JOB.
Using the records that follow, copy every line containing the word "prisoners".

PROVIDED DATA.
───

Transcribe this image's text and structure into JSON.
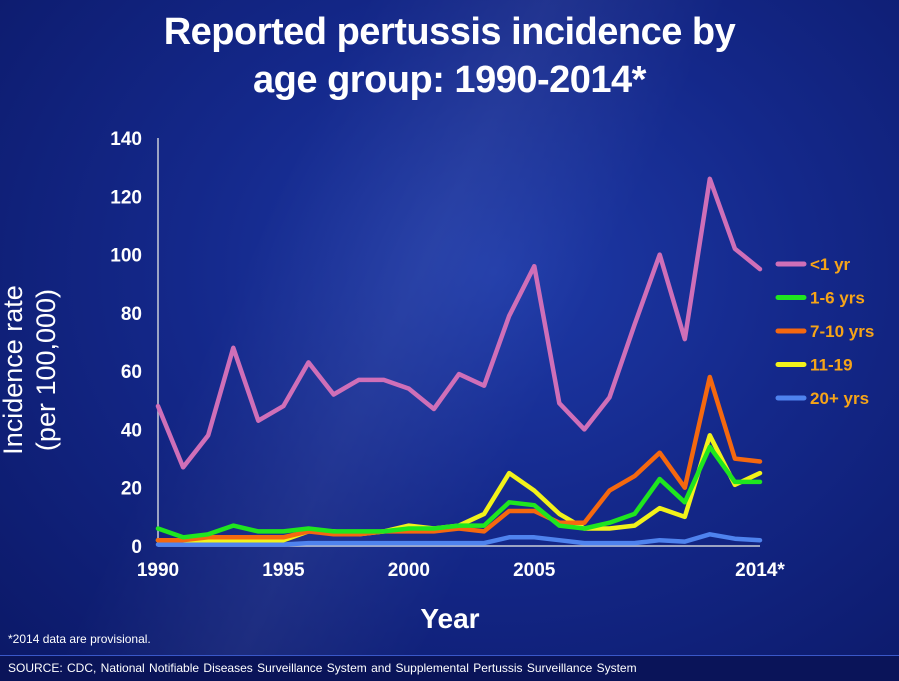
{
  "slide": {
    "title": "Reported pertussis incidence by\nage group: 1990-2014*",
    "footnote": "*2014 data are provisional.",
    "source": "SOURCE: CDC, National  Notifiable  Diseases  Surveillance  System  and  Supplemental  Pertussis  Surveillance  System"
  },
  "chart_data": {
    "type": "line",
    "title": "Reported pertussis incidence by age group: 1990-2014*",
    "xlabel": "Year",
    "ylabel": "Incidence rate\n(per 100,000)",
    "x": [
      1990,
      1991,
      1992,
      1993,
      1994,
      1995,
      1996,
      1997,
      1998,
      1999,
      2000,
      2001,
      2002,
      2003,
      2004,
      2005,
      2006,
      2007,
      2008,
      2009,
      2010,
      2011,
      2012,
      2013,
      2014
    ],
    "x_tick_labels": [
      "1990",
      "1995",
      "2000",
      "2005",
      "2014*"
    ],
    "x_tick_values": [
      1990,
      1995,
      2000,
      2005,
      2014
    ],
    "xlim": [
      1990,
      2014
    ],
    "ylim": [
      0,
      140
    ],
    "y_ticks": [
      0,
      20,
      40,
      60,
      80,
      100,
      120,
      140
    ],
    "grid": false,
    "legend_position": "right",
    "series": [
      {
        "name": "<1 yr",
        "color": "#cf6fb8",
        "values": [
          48,
          27,
          38,
          68,
          43,
          48,
          63,
          52,
          57,
          57,
          54,
          47,
          59,
          55,
          79,
          96,
          49,
          40,
          51,
          76,
          100,
          71,
          126,
          102,
          95
        ]
      },
      {
        "name": "1-6 yrs",
        "color": "#1fe61f",
        "values": [
          6,
          3,
          4,
          7,
          5,
          5,
          6,
          5,
          5,
          5,
          6,
          6,
          7,
          7,
          15,
          14,
          7,
          6,
          8,
          11,
          23,
          15,
          34,
          22,
          22
        ]
      },
      {
        "name": "7-10 yrs",
        "color": "#f5680f",
        "values": [
          2,
          2,
          3,
          3,
          3,
          3,
          5,
          4,
          4,
          5,
          5,
          5,
          6,
          5,
          12,
          12,
          8,
          8,
          19,
          24,
          32,
          20,
          58,
          30,
          29
        ]
      },
      {
        "name": "11-19",
        "color": "#f2f21a",
        "values": [
          2,
          2,
          2,
          2,
          2,
          2,
          5,
          5,
          4,
          5,
          7,
          6,
          7,
          11,
          25,
          19,
          11,
          6,
          6,
          7,
          13,
          10,
          38,
          21,
          25
        ]
      },
      {
        "name": "20+ yrs",
        "color": "#4f83ee",
        "values": [
          0.5,
          0.5,
          0.5,
          0.5,
          0.5,
          0.5,
          1,
          1,
          1,
          1,
          1,
          1,
          1,
          1,
          3,
          3,
          2,
          1,
          1,
          1,
          2,
          1.5,
          4,
          2.5,
          2
        ]
      }
    ]
  }
}
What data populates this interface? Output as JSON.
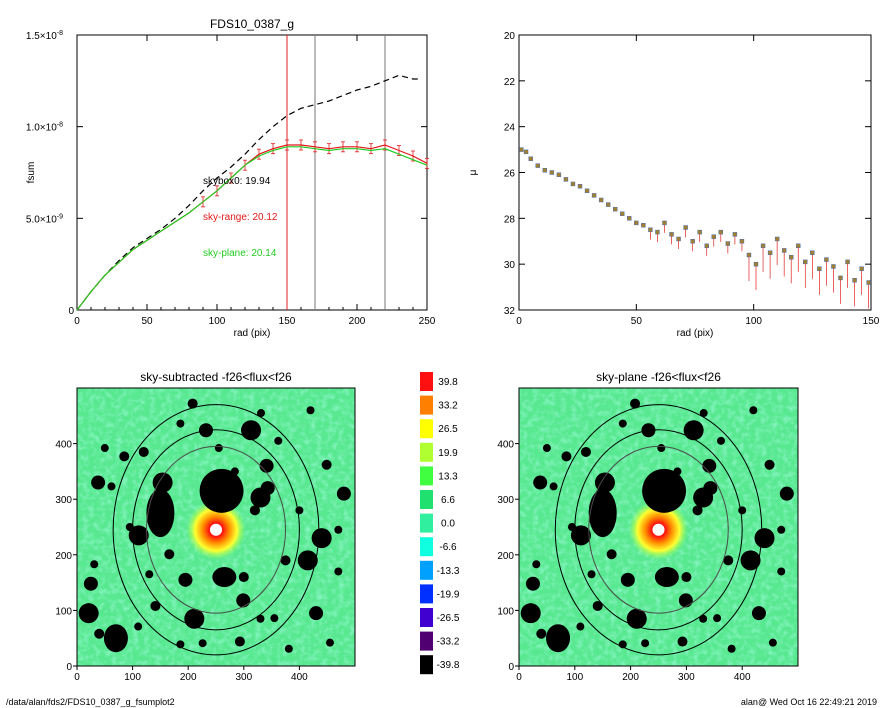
{
  "footer": {
    "path": "/data/alan/fds2/FDS10_0387_g_fsumplot2",
    "stamp": "alan@  Wed Oct 16 22:49:21 2019"
  },
  "chart_data": [
    {
      "type": "line",
      "title": "FDS10_0387_g",
      "xlabel": "rad (pix)",
      "ylabel": "fsum",
      "xlim": [
        0,
        250
      ],
      "ylim": [
        0,
        1.5e-08
      ],
      "xticks": [
        "0",
        "50",
        "100",
        "150",
        "200",
        "250"
      ],
      "yticks": [
        {
          "value": 0,
          "label": "0"
        },
        {
          "value": 5e-09,
          "label": "5.0×10",
          "exp": "-9"
        },
        {
          "value": 1e-08,
          "label": "1.0×10",
          "exp": "-8"
        },
        {
          "value": 1.5e-08,
          "label": "1.5×10",
          "exp": "-8"
        }
      ],
      "vlines": [
        {
          "x": 150,
          "color": "#e02020"
        },
        {
          "x": 170,
          "color": "#777777"
        },
        {
          "x": 220,
          "color": "#777777"
        }
      ],
      "annotations": [
        {
          "text": "skybox0: 19.94",
          "color": "#000000"
        },
        {
          "text": "sky-range: 20.12",
          "color": "#e01818"
        },
        {
          "text": "sky-plane: 20.14",
          "color": "#22cc22"
        }
      ],
      "series": [
        {
          "style": "dashed",
          "color": "#000000",
          "x": [
            0,
            10,
            20,
            30,
            40,
            50,
            60,
            70,
            80,
            90,
            100,
            110,
            120,
            130,
            140,
            150,
            160,
            170,
            180,
            190,
            200,
            210,
            220,
            230,
            240,
            245
          ],
          "y": [
            0,
            1e-09,
            1.9e-09,
            2.7e-09,
            3.4e-09,
            3.9e-09,
            4.4e-09,
            5e-09,
            5.7e-09,
            6.5e-09,
            7.2e-09,
            7.8e-09,
            8.5e-09,
            9.3e-09,
            1e-08,
            1.06e-08,
            1.1e-08,
            1.12e-08,
            1.14e-08,
            1.17e-08,
            1.2e-08,
            1.22e-08,
            1.25e-08,
            1.28e-08,
            1.26e-08,
            1.26e-08
          ]
        },
        {
          "style": "solid",
          "color": "#e01818",
          "errorbars": true,
          "x": [
            0,
            10,
            20,
            30,
            40,
            50,
            60,
            70,
            80,
            90,
            100,
            110,
            120,
            130,
            140,
            150,
            160,
            170,
            180,
            190,
            200,
            210,
            220,
            230,
            240,
            250
          ],
          "y": [
            0,
            1e-09,
            1.9e-09,
            2.6e-09,
            3.3e-09,
            3.8e-09,
            4.3e-09,
            4.8e-09,
            5.3e-09,
            5.9e-09,
            6.5e-09,
            7.2e-09,
            7.9e-09,
            8.5e-09,
            8.8e-09,
            9e-09,
            9e-09,
            8.9e-09,
            8.8e-09,
            8.9e-09,
            8.9e-09,
            8.8e-09,
            9e-09,
            8.7e-09,
            8.4e-09,
            8e-09
          ]
        },
        {
          "style": "solid",
          "color": "#22cc22",
          "x": [
            0,
            10,
            20,
            30,
            40,
            50,
            60,
            70,
            80,
            90,
            100,
            110,
            120,
            130,
            140,
            150,
            160,
            170,
            180,
            190,
            200,
            210,
            220,
            230,
            240,
            250
          ],
          "y": [
            0,
            1e-09,
            1.9e-09,
            2.6e-09,
            3.3e-09,
            3.8e-09,
            4.3e-09,
            4.8e-09,
            5.3e-09,
            5.9e-09,
            6.5e-09,
            7.2e-09,
            7.9e-09,
            8.4e-09,
            8.7e-09,
            8.9e-09,
            8.9e-09,
            8.8e-09,
            8.7e-09,
            8.8e-09,
            8.8e-09,
            8.7e-09,
            8.8e-09,
            8.5e-09,
            8.2e-09,
            7.9e-09
          ]
        }
      ]
    },
    {
      "type": "scatter",
      "title": "",
      "xlabel": "rad (pix)",
      "ylabel": "μ",
      "xlim": [
        0,
        150
      ],
      "ylim": [
        32,
        20
      ],
      "xticks": [
        "0",
        "50",
        "100",
        "150"
      ],
      "yticks": [
        "20",
        "22",
        "24",
        "26",
        "28",
        "30",
        "32"
      ],
      "series": [
        {
          "color": "#a08030",
          "x": [
            1,
            3,
            5,
            8,
            11,
            14,
            17,
            20,
            23,
            26,
            29,
            32,
            35,
            38,
            41,
            44,
            47,
            50,
            53,
            56,
            59,
            62,
            65,
            68,
            71,
            74,
            77,
            80,
            83,
            86,
            89,
            92,
            95,
            98,
            101,
            104,
            107,
            110,
            113,
            116,
            119,
            122,
            125,
            128,
            131,
            134,
            137,
            140,
            143,
            146,
            149
          ],
          "y": [
            25.0,
            25.1,
            25.4,
            25.7,
            25.9,
            26.0,
            26.1,
            26.3,
            26.5,
            26.6,
            26.8,
            27.0,
            27.2,
            27.4,
            27.6,
            27.8,
            28.0,
            28.2,
            28.3,
            28.5,
            28.6,
            28.2,
            28.7,
            28.9,
            28.4,
            29.0,
            28.6,
            29.2,
            28.8,
            28.6,
            29.1,
            28.7,
            29.0,
            29.6,
            30.0,
            29.2,
            29.5,
            28.9,
            29.4,
            29.7,
            29.2,
            29.9,
            29.5,
            30.2,
            29.8,
            30.1,
            30.6,
            29.9,
            30.7,
            30.2,
            30.8
          ]
        }
      ]
    },
    {
      "type": "heatmap",
      "title": "sky-subtracted -f26<flux<f26",
      "xlim": [
        0,
        500
      ],
      "ylim": [
        0,
        500
      ],
      "xticks": [
        "0",
        "100",
        "200",
        "300",
        "400"
      ],
      "yticks": [
        "0",
        "100",
        "200",
        "300",
        "400"
      ],
      "center": [
        250,
        245
      ],
      "ellipses": [
        {
          "rx": 185,
          "ry": 225,
          "color": "#000000"
        },
        {
          "rx": 150,
          "ry": 180,
          "color": "#000000"
        },
        {
          "rx": 125,
          "ry": 150,
          "color": "#4a4a4a"
        }
      ]
    },
    {
      "type": "heatmap",
      "title": "sky-plane -f26<flux<f26",
      "xlim": [
        0,
        500
      ],
      "ylim": [
        0,
        500
      ],
      "xticks": [
        "0",
        "100",
        "200",
        "300",
        "400"
      ],
      "yticks": [
        "0",
        "100",
        "200",
        "300",
        "400"
      ],
      "center": [
        250,
        245
      ],
      "ellipses": [
        {
          "rx": 185,
          "ry": 225,
          "color": "#000000"
        },
        {
          "rx": 150,
          "ry": 180,
          "color": "#000000"
        },
        {
          "rx": 125,
          "ry": 150,
          "color": "#4a4a4a"
        }
      ]
    }
  ],
  "colorbar": {
    "labels": [
      "39.8",
      "33.2",
      "26.5",
      "19.9",
      "13.3",
      "6.6",
      "0.0",
      "-6.6",
      "-13.3",
      "-19.9",
      "-26.5",
      "-33.2",
      "-39.8"
    ],
    "colors": [
      "#ff1010",
      "#ff8000",
      "#ffff00",
      "#b0ff30",
      "#40ff40",
      "#20e070",
      "#30f0a0",
      "#10ffe0",
      "#00a0ff",
      "#0030ff",
      "#4000d0",
      "#500070",
      "#000000"
    ]
  },
  "masks": [
    [
      21,
      95
    ],
    [
      50,
      392
    ],
    [
      62,
      323
    ],
    [
      85,
      377
    ],
    [
      31,
      183
    ],
    [
      38,
      330
    ],
    [
      120,
      385
    ],
    [
      154,
      330
    ],
    [
      186,
      436
    ],
    [
      208,
      472
    ],
    [
      232,
      424
    ],
    [
      255,
      392
    ],
    [
      261,
      325
    ],
    [
      284,
      350
    ],
    [
      313,
      424
    ],
    [
      341,
      360
    ],
    [
      362,
      405
    ],
    [
      420,
      460
    ],
    [
      449,
      362
    ],
    [
      331,
      455
    ],
    [
      195,
      155
    ],
    [
      211,
      85
    ],
    [
      186,
      39
    ],
    [
      226,
      41
    ],
    [
      293,
      44
    ],
    [
      299,
      118
    ],
    [
      330,
      85
    ],
    [
      375,
      190
    ],
    [
      415,
      190
    ],
    [
      470,
      170
    ],
    [
      430,
      95
    ],
    [
      381,
      31
    ],
    [
      355,
      86
    ],
    [
      166,
      201
    ],
    [
      158,
      262
    ],
    [
      111,
      235
    ],
    [
      141,
      108
    ],
    [
      110,
      71
    ],
    [
      60,
      38
    ],
    [
      40,
      58
    ],
    [
      25,
      148
    ],
    [
      400,
      280
    ],
    [
      440,
      230
    ],
    [
      470,
      245
    ],
    [
      455,
      42
    ],
    [
      480,
      310
    ],
    [
      95,
      250
    ],
    [
      130,
      165
    ],
    [
      320,
      280
    ],
    [
      330,
      303
    ],
    [
      343,
      320
    ],
    [
      300,
      160
    ]
  ]
}
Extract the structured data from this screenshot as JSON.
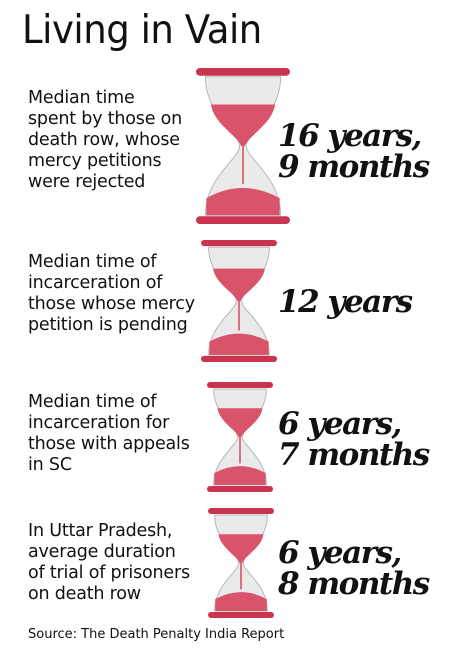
{
  "title": "Living in Vain",
  "source": "Source: The Death Penalty India Report",
  "colors": {
    "accent": "#c9344f",
    "sand": "#d9536a",
    "glass": "#eaeaea",
    "glass_stroke": "#b8b8b8"
  },
  "chart_data": {
    "type": "table",
    "title": "Living in Vain",
    "rows": [
      {
        "label": "Median time spent by those on death row, whose mercy petitions were rejected",
        "label_lines": [
          "Median time",
          "spent by those on",
          "death row, whose",
          "mercy petitions",
          "were rejected"
        ],
        "value": "16 years, 9 months",
        "value_lines": [
          "16 years,",
          "9 months"
        ],
        "icon": "hourglass-icon"
      },
      {
        "label": "Median time of incarceration of those whose mercy petition is pending",
        "label_lines": [
          "Median time of",
          "incarceration of",
          "those whose mercy",
          "petition is pending"
        ],
        "value": "12 years",
        "value_lines": [
          "12 years"
        ],
        "icon": "hourglass-icon"
      },
      {
        "label": "Median time of incarceration for those with appeals in SC",
        "label_lines": [
          "Median time of",
          "incarceration for",
          "those with appeals",
          "in SC"
        ],
        "value": "6 years, 7 months",
        "value_lines": [
          "6 years,",
          "7 months"
        ],
        "icon": "hourglass-icon"
      },
      {
        "label": "In Uttar Pradesh, average duration of trial of prisoners on death row",
        "label_lines": [
          "In Uttar Pradesh,",
          "average duration",
          "of trial of prisoners",
          "on death row"
        ],
        "value": "6 years, 8 months",
        "value_lines": [
          "6 years,",
          "8 months"
        ],
        "icon": "hourglass-icon"
      }
    ]
  }
}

───

CORRECT OUTPUT.
        "label": "In Uttar Pradesh, average duration of trial of prisoners on death row",
          "of trial of prisoners",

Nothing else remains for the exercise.